[Excerpts from a layout annotation set]

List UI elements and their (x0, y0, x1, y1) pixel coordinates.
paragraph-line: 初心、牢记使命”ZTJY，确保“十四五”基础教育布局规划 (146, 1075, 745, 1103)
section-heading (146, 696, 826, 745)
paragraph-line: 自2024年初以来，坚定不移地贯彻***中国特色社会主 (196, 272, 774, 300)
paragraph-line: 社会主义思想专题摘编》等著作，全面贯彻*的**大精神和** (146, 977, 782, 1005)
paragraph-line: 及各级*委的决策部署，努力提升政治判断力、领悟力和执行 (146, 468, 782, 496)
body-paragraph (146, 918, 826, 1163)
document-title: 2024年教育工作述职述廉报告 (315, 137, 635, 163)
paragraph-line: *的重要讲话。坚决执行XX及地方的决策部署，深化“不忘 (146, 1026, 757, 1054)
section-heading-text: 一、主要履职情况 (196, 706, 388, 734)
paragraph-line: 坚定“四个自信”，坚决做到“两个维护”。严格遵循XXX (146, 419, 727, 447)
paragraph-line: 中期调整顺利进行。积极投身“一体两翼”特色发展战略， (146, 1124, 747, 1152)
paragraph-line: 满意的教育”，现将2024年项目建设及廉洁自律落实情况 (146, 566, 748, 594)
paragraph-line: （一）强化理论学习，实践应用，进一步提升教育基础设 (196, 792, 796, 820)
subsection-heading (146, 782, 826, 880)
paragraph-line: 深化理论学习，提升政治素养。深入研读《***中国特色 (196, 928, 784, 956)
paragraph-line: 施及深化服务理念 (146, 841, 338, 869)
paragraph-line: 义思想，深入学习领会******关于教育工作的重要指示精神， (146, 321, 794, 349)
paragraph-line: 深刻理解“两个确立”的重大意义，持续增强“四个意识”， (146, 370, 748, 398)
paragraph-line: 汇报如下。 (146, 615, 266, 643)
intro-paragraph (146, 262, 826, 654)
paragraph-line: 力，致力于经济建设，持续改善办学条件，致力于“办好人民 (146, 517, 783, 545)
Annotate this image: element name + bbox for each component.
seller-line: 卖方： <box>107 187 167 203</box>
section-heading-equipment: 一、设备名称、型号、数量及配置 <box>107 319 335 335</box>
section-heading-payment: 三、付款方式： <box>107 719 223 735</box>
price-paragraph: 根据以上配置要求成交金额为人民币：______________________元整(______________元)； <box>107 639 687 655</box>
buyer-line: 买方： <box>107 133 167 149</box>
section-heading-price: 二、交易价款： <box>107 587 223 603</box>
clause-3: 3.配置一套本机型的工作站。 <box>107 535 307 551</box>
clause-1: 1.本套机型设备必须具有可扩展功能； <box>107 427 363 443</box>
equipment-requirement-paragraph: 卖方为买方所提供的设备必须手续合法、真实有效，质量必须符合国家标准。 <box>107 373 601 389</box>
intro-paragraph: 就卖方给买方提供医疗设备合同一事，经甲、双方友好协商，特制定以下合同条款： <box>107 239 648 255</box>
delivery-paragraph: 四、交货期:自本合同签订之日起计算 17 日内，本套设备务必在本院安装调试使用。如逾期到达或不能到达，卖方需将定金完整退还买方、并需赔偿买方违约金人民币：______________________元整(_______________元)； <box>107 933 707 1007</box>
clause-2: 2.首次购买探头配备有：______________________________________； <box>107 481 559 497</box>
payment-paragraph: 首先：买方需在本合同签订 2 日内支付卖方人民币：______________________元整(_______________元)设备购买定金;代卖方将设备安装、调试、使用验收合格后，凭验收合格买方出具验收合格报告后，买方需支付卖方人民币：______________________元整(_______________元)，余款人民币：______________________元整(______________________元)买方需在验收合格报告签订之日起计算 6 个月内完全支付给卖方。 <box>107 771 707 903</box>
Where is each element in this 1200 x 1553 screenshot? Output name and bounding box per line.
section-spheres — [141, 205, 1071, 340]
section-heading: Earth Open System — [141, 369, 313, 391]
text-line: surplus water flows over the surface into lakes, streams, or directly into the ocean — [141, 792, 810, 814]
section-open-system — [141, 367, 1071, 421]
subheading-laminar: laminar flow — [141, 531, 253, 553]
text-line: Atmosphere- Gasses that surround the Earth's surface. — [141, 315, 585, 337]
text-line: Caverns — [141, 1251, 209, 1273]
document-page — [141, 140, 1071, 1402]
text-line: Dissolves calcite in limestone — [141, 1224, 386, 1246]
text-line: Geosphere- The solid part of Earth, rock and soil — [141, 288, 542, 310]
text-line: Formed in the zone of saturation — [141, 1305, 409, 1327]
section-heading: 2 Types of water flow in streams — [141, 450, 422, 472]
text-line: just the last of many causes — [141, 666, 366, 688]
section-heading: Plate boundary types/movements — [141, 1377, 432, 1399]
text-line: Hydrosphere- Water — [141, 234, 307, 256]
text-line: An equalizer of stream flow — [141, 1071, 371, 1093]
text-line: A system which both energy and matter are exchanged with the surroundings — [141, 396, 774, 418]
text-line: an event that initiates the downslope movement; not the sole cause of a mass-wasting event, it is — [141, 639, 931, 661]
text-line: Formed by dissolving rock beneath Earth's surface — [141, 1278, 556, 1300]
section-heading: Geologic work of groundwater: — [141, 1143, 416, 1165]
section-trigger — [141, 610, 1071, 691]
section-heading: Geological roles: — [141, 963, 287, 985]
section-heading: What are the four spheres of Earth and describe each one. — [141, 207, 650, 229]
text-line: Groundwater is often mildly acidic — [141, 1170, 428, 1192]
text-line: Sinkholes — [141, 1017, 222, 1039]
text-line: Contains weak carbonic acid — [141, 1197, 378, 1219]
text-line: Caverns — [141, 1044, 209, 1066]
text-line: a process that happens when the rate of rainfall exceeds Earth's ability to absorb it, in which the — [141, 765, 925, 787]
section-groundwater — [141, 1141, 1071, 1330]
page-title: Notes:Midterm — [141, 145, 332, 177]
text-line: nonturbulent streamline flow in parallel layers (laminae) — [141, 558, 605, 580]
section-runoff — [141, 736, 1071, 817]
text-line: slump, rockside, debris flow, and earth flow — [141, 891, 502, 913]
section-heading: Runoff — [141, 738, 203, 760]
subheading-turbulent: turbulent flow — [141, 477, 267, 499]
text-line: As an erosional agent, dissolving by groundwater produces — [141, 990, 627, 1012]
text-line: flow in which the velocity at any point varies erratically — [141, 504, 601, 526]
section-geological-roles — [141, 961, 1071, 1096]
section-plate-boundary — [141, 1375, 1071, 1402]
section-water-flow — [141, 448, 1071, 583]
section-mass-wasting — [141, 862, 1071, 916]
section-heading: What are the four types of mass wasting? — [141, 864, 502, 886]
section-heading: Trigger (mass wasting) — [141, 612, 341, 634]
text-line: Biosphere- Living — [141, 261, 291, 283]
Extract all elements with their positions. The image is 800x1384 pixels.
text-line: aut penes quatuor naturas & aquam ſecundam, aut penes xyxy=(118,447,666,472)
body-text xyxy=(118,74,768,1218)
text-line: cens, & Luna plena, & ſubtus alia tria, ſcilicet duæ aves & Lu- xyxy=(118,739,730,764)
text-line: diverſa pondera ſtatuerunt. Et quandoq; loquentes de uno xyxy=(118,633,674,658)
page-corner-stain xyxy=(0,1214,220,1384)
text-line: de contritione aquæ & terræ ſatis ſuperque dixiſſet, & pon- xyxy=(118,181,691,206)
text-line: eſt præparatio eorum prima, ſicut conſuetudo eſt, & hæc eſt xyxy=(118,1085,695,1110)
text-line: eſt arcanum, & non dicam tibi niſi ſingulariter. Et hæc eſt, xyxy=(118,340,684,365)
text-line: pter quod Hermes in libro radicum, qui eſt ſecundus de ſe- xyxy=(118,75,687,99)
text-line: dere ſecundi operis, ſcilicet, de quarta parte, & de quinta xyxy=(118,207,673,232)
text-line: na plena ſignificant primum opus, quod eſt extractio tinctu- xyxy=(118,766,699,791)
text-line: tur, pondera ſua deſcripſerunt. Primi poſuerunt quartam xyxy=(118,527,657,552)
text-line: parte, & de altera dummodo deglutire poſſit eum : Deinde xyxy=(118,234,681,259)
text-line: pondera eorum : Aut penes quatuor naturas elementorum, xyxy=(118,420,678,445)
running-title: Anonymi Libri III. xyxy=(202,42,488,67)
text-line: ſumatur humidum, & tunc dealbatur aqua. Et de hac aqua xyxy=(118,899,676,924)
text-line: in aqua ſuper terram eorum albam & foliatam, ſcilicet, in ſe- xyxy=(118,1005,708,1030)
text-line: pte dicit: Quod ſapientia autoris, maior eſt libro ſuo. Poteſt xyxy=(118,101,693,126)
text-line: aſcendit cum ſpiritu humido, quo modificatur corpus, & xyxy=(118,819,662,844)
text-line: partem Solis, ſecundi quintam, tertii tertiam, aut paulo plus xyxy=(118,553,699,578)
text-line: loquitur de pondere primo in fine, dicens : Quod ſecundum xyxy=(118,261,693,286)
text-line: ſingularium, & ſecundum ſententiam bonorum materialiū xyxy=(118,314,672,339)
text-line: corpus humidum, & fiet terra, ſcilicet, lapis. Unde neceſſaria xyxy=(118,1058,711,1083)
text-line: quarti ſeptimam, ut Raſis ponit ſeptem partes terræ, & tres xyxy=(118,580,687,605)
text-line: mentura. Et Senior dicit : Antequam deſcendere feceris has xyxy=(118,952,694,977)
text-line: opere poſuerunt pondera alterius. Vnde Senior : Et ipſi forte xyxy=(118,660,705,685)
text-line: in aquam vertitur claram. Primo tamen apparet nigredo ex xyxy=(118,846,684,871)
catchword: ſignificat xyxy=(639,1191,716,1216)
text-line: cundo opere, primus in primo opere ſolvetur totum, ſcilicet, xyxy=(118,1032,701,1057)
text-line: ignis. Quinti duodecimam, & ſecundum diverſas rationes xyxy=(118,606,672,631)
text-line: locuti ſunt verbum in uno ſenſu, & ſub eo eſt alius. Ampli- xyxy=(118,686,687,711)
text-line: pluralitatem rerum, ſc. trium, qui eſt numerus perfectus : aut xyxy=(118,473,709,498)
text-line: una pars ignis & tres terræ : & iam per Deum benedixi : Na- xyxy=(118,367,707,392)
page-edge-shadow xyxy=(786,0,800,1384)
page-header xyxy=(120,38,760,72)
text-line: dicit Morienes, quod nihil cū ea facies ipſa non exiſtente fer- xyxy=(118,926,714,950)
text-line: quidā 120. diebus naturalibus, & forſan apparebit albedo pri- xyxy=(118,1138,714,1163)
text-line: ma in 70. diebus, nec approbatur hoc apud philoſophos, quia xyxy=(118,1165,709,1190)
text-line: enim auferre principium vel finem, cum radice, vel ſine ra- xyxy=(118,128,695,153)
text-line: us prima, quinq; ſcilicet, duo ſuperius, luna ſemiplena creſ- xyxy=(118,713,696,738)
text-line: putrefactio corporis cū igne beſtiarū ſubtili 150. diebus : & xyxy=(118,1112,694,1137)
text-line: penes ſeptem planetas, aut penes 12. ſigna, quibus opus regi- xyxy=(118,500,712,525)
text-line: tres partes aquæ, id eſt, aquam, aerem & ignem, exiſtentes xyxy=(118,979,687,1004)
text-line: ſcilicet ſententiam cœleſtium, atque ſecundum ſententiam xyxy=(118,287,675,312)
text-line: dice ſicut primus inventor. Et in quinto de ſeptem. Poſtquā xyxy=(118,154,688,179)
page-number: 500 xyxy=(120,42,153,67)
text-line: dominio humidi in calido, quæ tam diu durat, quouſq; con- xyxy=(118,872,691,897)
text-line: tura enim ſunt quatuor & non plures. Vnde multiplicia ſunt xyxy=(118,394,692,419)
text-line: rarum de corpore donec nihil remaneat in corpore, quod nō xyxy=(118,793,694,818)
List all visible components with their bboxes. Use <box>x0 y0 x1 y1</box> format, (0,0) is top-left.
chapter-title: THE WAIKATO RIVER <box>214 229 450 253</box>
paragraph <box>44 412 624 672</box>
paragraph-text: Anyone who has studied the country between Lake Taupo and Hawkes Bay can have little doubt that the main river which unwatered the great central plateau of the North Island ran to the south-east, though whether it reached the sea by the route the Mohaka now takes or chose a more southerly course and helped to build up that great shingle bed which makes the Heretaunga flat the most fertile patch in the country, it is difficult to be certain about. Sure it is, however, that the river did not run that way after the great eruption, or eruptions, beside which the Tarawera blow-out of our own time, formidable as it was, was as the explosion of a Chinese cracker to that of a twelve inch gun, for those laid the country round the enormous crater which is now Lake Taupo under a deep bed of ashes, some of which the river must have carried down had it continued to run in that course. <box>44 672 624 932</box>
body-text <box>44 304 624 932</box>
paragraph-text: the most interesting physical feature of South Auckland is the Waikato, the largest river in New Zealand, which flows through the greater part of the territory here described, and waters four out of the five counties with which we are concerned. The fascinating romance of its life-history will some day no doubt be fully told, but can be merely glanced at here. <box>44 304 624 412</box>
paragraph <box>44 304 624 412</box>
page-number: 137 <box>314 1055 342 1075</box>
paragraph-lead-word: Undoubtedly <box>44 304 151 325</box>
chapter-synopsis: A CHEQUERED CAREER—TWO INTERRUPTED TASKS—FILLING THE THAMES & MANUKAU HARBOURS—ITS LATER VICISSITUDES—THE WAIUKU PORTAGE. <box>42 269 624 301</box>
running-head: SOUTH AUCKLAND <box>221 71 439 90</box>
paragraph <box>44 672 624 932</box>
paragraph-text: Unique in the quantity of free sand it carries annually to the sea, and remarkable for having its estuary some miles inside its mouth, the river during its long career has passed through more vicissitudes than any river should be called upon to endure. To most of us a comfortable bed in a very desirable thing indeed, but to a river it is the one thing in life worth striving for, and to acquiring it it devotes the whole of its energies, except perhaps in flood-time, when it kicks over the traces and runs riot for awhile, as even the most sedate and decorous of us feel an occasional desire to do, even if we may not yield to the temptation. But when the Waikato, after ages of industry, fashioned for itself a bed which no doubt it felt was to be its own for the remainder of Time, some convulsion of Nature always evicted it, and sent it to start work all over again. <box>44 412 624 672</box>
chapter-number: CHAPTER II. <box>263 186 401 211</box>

Given instruction: Swap "document-title" for "page-title" in the listing, from its first line up to and including the line with "paragraph-line: （一）强化理论学习，实践应用，进一步提升教育基础设 (196, 792, 796, 820)". Give those lines again with no other change.

Solution for this task:
List UI elements and their (x0, y0, x1, y1) pixel coordinates.
paragraph-line: 初心、牢记使命”ZTJY，确保“十四五”基础教育布局规划 (146, 1075, 745, 1103)
section-heading (146, 696, 826, 745)
paragraph-line: 自2024年初以来，坚定不移地贯彻***中国特色社会主 (196, 272, 774, 300)
paragraph-line: 社会主义思想专题摘编》等著作，全面贯彻*的**大精神和** (146, 977, 782, 1005)
paragraph-line: 及各级*委的决策部署，努力提升政治判断力、领悟力和执行 (146, 468, 782, 496)
body-paragraph (146, 918, 826, 1163)
page-title: 2024年教育工作述职述廉报告 (315, 137, 635, 163)
paragraph-line: *的重要讲话。坚决执行XX及地方的决策部署，深化“不忘 (146, 1026, 757, 1054)
section-heading-text: 一、主要履职情况 (196, 706, 388, 734)
paragraph-line: 坚定“四个自信”，坚决做到“两个维护”。严格遵循XXX (146, 419, 727, 447)
paragraph-line: 中期调整顺利进行。积极投身“一体两翼”特色发展战略， (146, 1124, 747, 1152)
paragraph-line: 满意的教育”，现将2024年项目建设及廉洁自律落实情况 (146, 566, 748, 594)
paragraph-line: （一）强化理论学习，实践应用，进一步提升教育基础设 (196, 792, 796, 820)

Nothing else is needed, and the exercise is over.